* Problem requirements *
Give an exact copy of every line, leaving images out.

* Provided records *
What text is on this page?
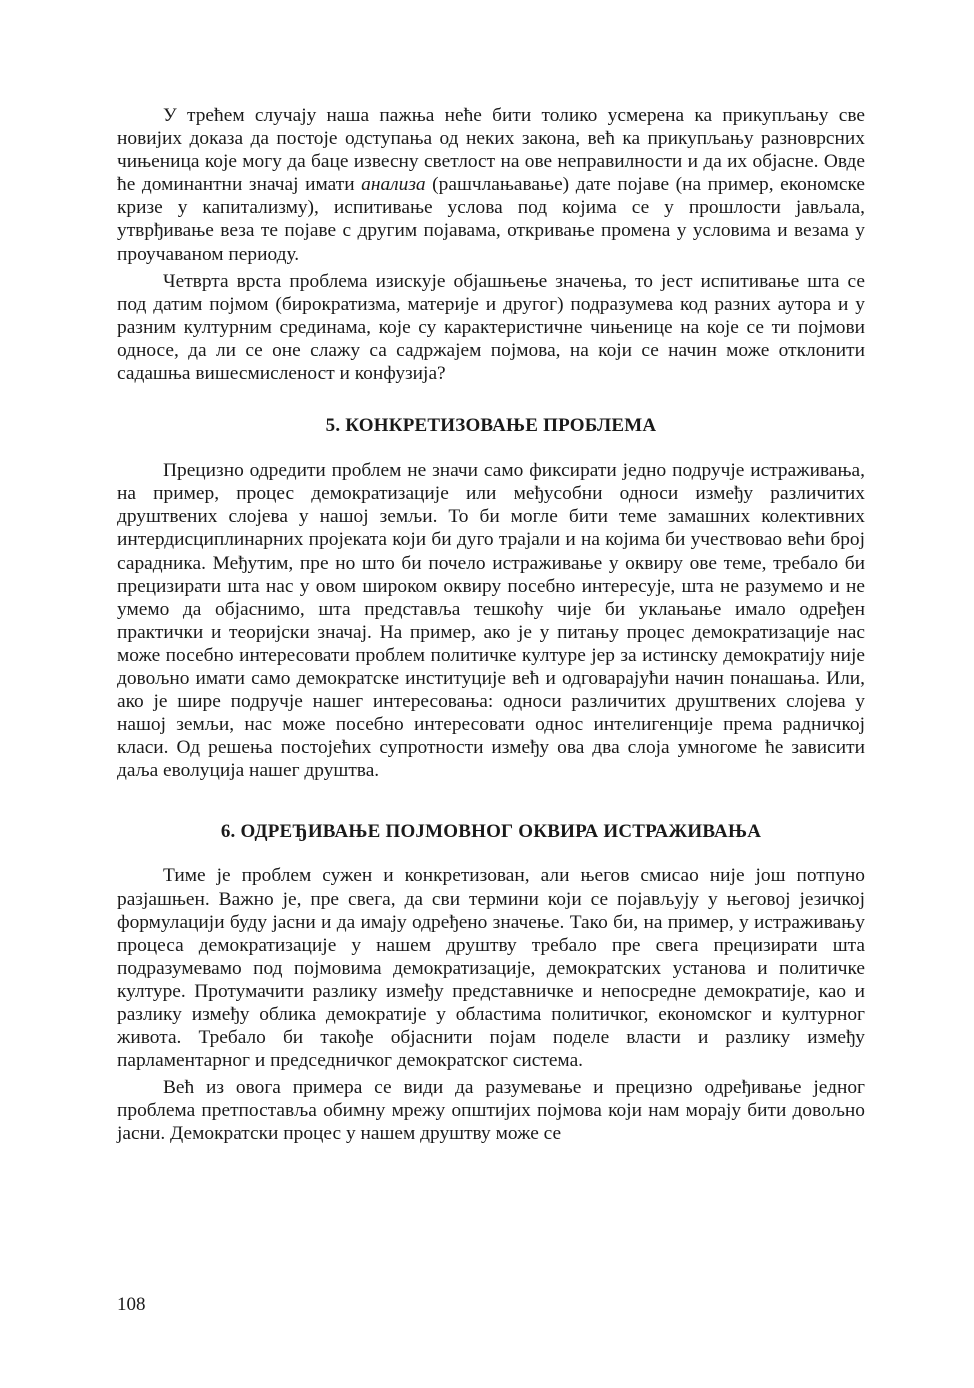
У трећем случају наша пажња неће бити толико усмерена ка прикупљању све новијих доказа да постоје одступања од неких закона, већ ка прикупљању разноврсних чињеница које могу да баце извесну светлост на ове неправилности и да их објасне. Овде ће доминантни значај имати анализа (рашчлањавање) дате појаве (на пример, економске кризе у капитализму), испитивање услова под којима се у прошлости јављала, утврђивање веза те појаве с другим појавама, откривање промена у условима и везама у проучаваном периоду.

Четврта врста проблема изискује објашњење значења, то јест испитивање шта се под датим појмом (бирократизма, материје и другог) подразумева код разних аутора и у разним културним срединама, које су карактеристичне чињенице на које се ти појмови односе, да ли се оне слажу са садржајем појмова, на који се начин може отклонити садашња вишесмисленост и конфузија?

5. КОНКРЕТИЗОВАЊЕ ПРОБЛЕМА

Прецизно одредити проблем не значи само фиксирати једно подручје истраживања, на пример, процес демократизације или међусобни односи између различитих друштвених слојева у нашој земљи. То би могле бити теме замашних колективних интердисциплинарних пројеката који би дуго трајали и на којима би учествовао већи број сарадника. Међутим, пре но што би почело истраживање у оквиру ове теме, требало би прецизирати шта нас у овом широком оквиру посебно интересује, шта не разумемо и не умемо да објаснимо, шта представља тешкоћу чије би уклањање имало одређен практички и теоријски значај. На пример, ако је у питању процес демократизације нас може посебно интересовати проблем политичке културе јер за истинску демократију није довољно имати само демократске институције већ и одговарајући начин понашања. Или, ако је шире подручје нашег интересовања: односи различитих друштвених слојева у нашој земљи, нас може посебно интересовати однос интелигенције према радничкој класи. Од решења постојећих супротности између ова два слоја умногоме ће зависити даља еволуција нашег друштва.

6. ОДРЕЂИВАЊЕ ПОЈМОВНОГ ОКВИРА ИСТРАЖИВАЊА

Тиме је проблем сужен и конкретизован, али његов смисао није још потпуно разјашњен. Важно је, пре свега, да сви термини који се појављују у његовој језичкој формулацији буду јасни и да имају одређено значење. Тако би, на пример, у истраживању процеса демократизације у нашем друштву требало пре свега прецизирати шта подразумевамо под појмовима демократизације, демократских установа и политичке културе. Протумачити разлику између представничке и непосредне демократије, као и разлику између облика демократије у областима политичког, економског и културног живота. Требало би такође објаснити појам поделе власти и разлику између парламентарног и председничког демократског система.

Већ из овога примера се види да разумевање и прецизно одређивање једног проблема претпоставља обимну мрежу општијих појмова који нам морају бити довољно јасни. Демократски процес у нашем друштву може се

108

* Response below *
What text is on this page?
У трећем случају наша пажња неће бити толико усмерена ка прикупљању све новијих доказа да постоје одступања од неких закона, већ ка прикупљању разноврсних чињеница које могу да баце извесну светлост на ове неправилности и да их објасне. Овде ће доминантни значај имати анализа (рашчлањавање) дате појаве (на пример, економске кризе у капитализму), испитивање услова под којима се у прошлости јављала, утврђивање веза те појаве с другим појавама, откривање промена у условима и везама у проучаваном периоду.

Четврта врста проблема изискује објашњење значења, то јест испитивање шта се под датим појмом (бирократизма, материје и другог) подразумева код разних аутора и у разним културним срединама, које су карактеристичне чињенице на које се ти појмови односе, да ли се оне слажу са садржајем појмова, на који се начин може отклонити садашња вишесмисленост и конфузија?

5. КОНКРЕТИЗОВАЊЕ ПРОБЛЕМА

Прецизно одредити проблем не значи само фиксирати једно подручје истраживања, на пример, процес демократизације или међусобни односи између различитих друштвених слојева у нашој земљи. То би могле бити теме замашних колективних интердисциплинарних пројеката који би дуго трајали и на којима би учествовао већи број сарадника. Међутим, пре но што би почело истраживање у оквиру ове теме, требало би прецизирати шта нас у овом широком оквиру посебно интересује, шта не разумемо и не умемо да објаснимо, шта представља тешкоћу чије би уклањање имало одређен практички и теоријски значај. На пример, ако је у питању процес демократизације нас може посебно интересовати проблем политичке културе јер за истинску демократију није довољно имати само демократске институције већ и одговарајући начин понашања. Или, ако је шире подручје нашег интересовања: односи различитих друштвених слојева у нашој земљи, нас може посебно интересовати однос интелигенције према радничкој класи. Од решења постојећих супротности између ова два слоја умногоме ће зависити даља еволуција нашег друштва.

6. ОДРЕЂИВАЊЕ ПОЈМОВНОГ ОКВИРА ИСТРАЖИВАЊА

Тиме је проблем сужен и конкретизован, али његов смисао није још потпуно разјашњен. Важно је, пре свега, да сви термини који се појављују у његовој језичкој формулацији буду јасни и да имају одређено значење. Тако би, на пример, у истраживању процеса демократизације у нашем друштву требало пре свега прецизирати шта подразумевамо под појмовима демократизације, демократских установа и политичке културе. Протумачити разлику између представничке и непосредне демократије, као и разлику између облика демократије у областима политичког, економског и културног живота. Требало би такође објаснити појам поделе власти и разлику између парламентарног и председничког демократског система.

Већ из овога примера се види да разумевање и прецизно одређивање једног проблема претпоставља обимну мрежу општијих појмова који нам морају бити довољно јасни. Демократски процес у нашем друштву може се

108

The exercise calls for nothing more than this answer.